## Directions
Every entry must be given again exactly.

## Supplied data
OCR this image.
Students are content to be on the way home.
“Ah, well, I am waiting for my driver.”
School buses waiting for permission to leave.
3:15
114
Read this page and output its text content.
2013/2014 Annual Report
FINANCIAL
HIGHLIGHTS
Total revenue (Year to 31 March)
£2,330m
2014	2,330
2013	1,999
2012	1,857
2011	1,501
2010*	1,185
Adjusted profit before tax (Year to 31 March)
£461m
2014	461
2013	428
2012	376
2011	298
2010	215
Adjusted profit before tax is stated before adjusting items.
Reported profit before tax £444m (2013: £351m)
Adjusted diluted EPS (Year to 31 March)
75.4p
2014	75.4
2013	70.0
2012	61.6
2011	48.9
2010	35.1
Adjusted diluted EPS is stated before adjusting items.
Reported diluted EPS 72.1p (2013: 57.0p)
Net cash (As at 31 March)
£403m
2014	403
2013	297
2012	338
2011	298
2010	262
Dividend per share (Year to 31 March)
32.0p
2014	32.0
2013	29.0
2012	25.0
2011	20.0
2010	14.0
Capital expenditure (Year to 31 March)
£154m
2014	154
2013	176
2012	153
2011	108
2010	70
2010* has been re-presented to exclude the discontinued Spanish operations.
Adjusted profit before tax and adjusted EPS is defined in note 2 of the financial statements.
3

## Expected answer
OCR this image.
Students are content to be on the way home.
“Ah, well, I am waiting for my driver.”
School buses waiting for permission to leave.
3:15
114
Read this page and output its text content.
2013/2014 Annual Report
FINANCIAL
HIGHLIGHTS
Total revenue (Year to 31 March)
£2,330m
2014	2,330
2013	1,999
2012	1,857
2011	1,501
2010*	1,185
Adjusted profit before tax (Year to 31 March)
£461m
2014	461
2013	428
2012	376
2011	298
2010	215
Adjusted profit before tax is stated before adjusting items.
Reported profit before tax £444m (2013: £351m)
Adjusted diluted EPS (Year to 31 March)
75.4p
2014	75.4
2013	70.0
2012	61.6
2011	48.9
2010	35.1
Adjusted diluted EPS is stated before adjusting items.
Reported diluted EPS 72.1p (2013: 57.0p)
Net cash (As at 31 March)
£403m
2014	403
2013	297
2012	338
2011	298
2010	262
Dividend per share (Year to 31 March)
32.0p
2014	32.0
2013	29.0
2012	25.0
2011	20.0
2010	14.0
Capital expenditure (Year to 31 March)
£154m
2014	154
2013	176
2012	153
2011	108
2010	70
2010* has been re-presented to exclude the discontinued Spanish operations.
Adjusted profit before tax and adjusted EPS is defined in note 2 of the financial statements.
3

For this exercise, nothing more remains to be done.